Figure record listings
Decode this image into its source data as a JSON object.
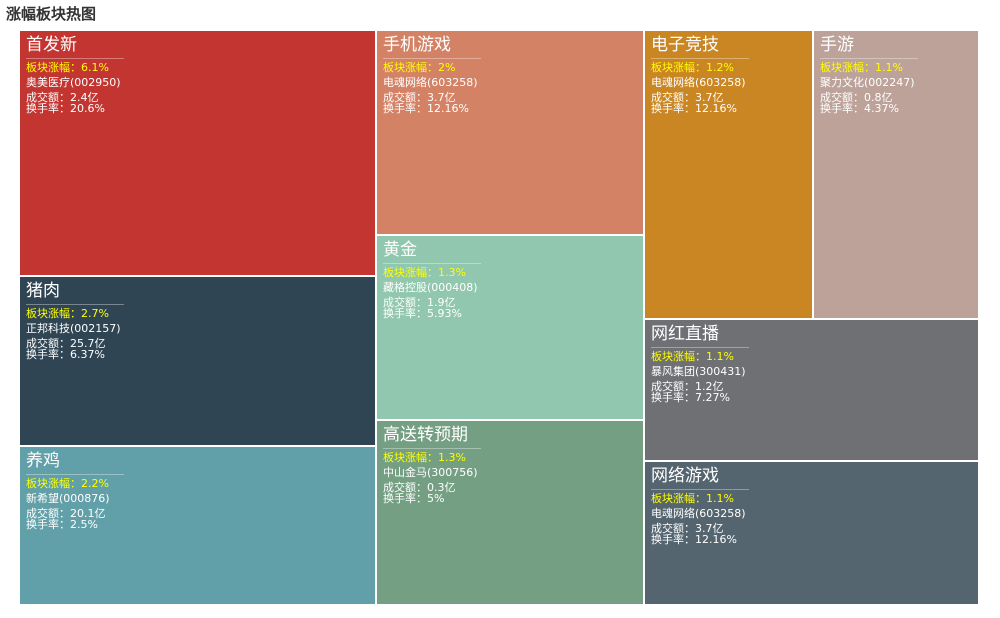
{
  "title": "涨幅板块热图",
  "chart_data": {
    "type": "treemap",
    "title": "涨幅板块热图",
    "rise_label": "板块涨幅：",
    "turnover_label": "成交额：",
    "rate_label": "换手率：",
    "items": [
      {
        "name": "首发新",
        "rise": "6.1%",
        "stock": "奥美医疗(002950)",
        "turnover": "2.4亿",
        "rate": "20.6%",
        "color": "#c23531"
      },
      {
        "name": "猪肉",
        "rise": "2.7%",
        "stock": "正邦科技(002157)",
        "turnover": "25.7亿",
        "rate": "6.37%",
        "color": "#2f4554"
      },
      {
        "name": "养鸡",
        "rise": "2.2%",
        "stock": "新希望(000876)",
        "turnover": "20.1亿",
        "rate": "2.5%",
        "color": "#61a0a8"
      },
      {
        "name": "手机游戏",
        "rise": "2%",
        "stock": "电魂网络(603258)",
        "turnover": "3.7亿",
        "rate": "12.16%",
        "color": "#d48265"
      },
      {
        "name": "黄金",
        "rise": "1.3%",
        "stock": "藏格控股(000408)",
        "turnover": "1.9亿",
        "rate": "5.93%",
        "color": "#91c7ae"
      },
      {
        "name": "高送转预期",
        "rise": "1.3%",
        "stock": "中山金马(300756)",
        "turnover": "0.3亿",
        "rate": "5%",
        "color": "#749f83"
      },
      {
        "name": "电子竞技",
        "rise": "1.2%",
        "stock": "电魂网络(603258)",
        "turnover": "3.7亿",
        "rate": "12.16%",
        "color": "#ca8622"
      },
      {
        "name": "手游",
        "rise": "1.1%",
        "stock": "聚力文化(002247)",
        "turnover": "0.8亿",
        "rate": "4.37%",
        "color": "#bda29a"
      },
      {
        "name": "网红直播",
        "rise": "1.1%",
        "stock": "暴风集团(300431)",
        "turnover": "1.2亿",
        "rate": "7.27%",
        "color": "#6e7074"
      },
      {
        "name": "网络游戏",
        "rise": "1.1%",
        "stock": "电魂网络(603258)",
        "turnover": "3.7亿",
        "rate": "12.16%",
        "color": "#546570"
      }
    ]
  }
}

#### EXERCISE REQUIREMENTS
Go through the records above, find every line with the word "name", and list those lines.

#### WRITTEN ANSWER
        "name": "首发新",
        "name": "猪肉",
        "name": "养鸡",
        "name": "手机游戏",
        "name": "黄金",
        "name": "高送转预期",
        "name": "电子竞技",
        "name": "手游",
        "name": "网红直播",
        "name": "网络游戏",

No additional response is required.